ENTRIES PROVIDED –
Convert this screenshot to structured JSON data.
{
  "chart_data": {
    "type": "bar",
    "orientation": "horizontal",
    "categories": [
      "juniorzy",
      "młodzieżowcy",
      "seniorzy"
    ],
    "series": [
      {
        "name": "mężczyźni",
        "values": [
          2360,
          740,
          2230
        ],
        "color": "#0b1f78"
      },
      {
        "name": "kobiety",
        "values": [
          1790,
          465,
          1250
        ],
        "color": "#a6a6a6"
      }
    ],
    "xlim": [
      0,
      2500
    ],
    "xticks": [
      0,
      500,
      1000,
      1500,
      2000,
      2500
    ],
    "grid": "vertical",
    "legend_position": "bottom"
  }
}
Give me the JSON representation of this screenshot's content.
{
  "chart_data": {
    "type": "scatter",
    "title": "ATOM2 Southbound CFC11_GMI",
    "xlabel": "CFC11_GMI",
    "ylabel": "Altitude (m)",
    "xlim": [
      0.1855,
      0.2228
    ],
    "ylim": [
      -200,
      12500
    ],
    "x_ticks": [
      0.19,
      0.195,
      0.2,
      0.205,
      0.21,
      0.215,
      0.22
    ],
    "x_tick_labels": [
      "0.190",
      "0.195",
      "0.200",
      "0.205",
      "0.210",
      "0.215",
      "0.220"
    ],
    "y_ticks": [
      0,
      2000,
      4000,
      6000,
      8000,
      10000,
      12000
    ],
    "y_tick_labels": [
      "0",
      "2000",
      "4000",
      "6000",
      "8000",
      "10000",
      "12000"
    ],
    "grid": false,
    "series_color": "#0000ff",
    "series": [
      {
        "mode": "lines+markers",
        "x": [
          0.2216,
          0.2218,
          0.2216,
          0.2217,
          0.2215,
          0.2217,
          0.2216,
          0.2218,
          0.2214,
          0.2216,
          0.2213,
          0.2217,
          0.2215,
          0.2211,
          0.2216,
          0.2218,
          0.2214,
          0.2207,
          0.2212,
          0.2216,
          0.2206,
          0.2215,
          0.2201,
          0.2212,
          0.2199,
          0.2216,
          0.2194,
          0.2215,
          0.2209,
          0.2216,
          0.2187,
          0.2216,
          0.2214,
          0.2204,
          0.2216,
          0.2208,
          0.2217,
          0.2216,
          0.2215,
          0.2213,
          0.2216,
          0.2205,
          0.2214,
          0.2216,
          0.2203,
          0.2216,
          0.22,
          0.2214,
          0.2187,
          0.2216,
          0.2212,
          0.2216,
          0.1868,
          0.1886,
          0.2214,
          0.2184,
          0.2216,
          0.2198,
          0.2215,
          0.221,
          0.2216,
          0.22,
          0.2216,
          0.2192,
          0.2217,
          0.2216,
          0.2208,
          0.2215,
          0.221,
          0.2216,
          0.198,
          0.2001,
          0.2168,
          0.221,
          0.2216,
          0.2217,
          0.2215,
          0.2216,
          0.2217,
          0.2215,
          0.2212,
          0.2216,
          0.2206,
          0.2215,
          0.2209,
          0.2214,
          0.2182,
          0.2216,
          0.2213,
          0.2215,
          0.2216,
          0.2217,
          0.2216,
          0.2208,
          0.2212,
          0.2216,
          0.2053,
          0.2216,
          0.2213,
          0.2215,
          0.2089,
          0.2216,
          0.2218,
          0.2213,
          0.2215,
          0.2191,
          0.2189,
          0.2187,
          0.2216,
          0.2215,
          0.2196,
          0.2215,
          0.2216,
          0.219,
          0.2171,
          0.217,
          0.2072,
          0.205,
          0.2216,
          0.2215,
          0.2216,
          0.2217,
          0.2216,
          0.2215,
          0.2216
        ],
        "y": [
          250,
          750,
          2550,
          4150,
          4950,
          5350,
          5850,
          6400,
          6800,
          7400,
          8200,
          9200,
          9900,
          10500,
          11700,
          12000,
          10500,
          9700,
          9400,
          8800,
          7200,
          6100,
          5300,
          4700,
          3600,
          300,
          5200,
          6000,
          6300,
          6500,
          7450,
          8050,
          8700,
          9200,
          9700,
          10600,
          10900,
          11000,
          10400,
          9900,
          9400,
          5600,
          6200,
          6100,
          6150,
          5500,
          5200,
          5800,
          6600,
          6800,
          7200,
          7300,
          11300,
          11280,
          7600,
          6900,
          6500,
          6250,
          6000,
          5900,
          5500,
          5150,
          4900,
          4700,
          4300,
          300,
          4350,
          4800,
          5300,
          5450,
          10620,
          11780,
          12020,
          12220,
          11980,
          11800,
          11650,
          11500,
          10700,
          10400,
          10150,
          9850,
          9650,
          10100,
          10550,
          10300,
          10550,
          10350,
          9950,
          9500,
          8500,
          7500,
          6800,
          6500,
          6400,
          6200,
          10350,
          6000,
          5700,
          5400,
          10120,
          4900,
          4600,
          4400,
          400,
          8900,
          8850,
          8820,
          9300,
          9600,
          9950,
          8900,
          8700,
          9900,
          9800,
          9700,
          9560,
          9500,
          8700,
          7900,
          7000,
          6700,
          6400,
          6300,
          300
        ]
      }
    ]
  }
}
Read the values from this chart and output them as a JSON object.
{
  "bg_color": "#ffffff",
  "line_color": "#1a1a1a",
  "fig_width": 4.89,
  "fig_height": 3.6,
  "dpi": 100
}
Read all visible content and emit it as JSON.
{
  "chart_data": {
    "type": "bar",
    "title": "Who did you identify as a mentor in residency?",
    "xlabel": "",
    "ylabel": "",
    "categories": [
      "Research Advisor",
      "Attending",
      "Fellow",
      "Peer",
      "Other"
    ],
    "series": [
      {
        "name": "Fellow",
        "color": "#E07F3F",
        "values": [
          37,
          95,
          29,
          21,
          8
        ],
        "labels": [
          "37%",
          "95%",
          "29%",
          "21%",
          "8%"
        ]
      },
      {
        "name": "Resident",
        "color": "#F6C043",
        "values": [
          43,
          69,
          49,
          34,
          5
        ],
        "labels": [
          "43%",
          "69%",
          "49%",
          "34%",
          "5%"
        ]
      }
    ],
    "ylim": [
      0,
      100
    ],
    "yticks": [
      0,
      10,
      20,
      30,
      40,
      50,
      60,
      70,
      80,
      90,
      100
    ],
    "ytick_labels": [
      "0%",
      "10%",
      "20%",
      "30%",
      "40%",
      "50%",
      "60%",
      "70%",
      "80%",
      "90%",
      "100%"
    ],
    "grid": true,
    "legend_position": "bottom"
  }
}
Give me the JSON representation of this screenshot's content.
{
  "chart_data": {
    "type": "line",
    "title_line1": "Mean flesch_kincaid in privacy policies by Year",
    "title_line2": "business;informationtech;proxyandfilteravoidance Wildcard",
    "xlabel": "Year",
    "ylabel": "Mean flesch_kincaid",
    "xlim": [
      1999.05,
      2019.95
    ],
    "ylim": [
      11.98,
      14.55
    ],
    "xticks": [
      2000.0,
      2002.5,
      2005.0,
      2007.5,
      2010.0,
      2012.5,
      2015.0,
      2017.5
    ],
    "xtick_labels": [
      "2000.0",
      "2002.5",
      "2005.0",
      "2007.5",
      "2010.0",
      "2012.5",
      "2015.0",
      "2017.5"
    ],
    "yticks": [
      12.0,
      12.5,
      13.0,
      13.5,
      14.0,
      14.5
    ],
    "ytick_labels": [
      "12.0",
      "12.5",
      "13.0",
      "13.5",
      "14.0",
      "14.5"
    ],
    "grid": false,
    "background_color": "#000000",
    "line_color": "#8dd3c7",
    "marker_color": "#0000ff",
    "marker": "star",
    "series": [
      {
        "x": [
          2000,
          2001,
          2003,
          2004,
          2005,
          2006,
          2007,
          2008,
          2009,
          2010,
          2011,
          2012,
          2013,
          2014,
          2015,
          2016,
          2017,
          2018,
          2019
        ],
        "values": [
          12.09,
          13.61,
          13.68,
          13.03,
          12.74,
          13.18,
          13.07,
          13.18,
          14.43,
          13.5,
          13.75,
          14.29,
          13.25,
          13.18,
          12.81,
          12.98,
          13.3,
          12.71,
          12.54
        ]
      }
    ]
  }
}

TASK REQUIREMENTS –
Show every line where the string "Year" appears.

IN RESPONSE –
    "title_line1": "Mean flesch_kincaid in privacy policies by Year",
    "xlabel": "Year",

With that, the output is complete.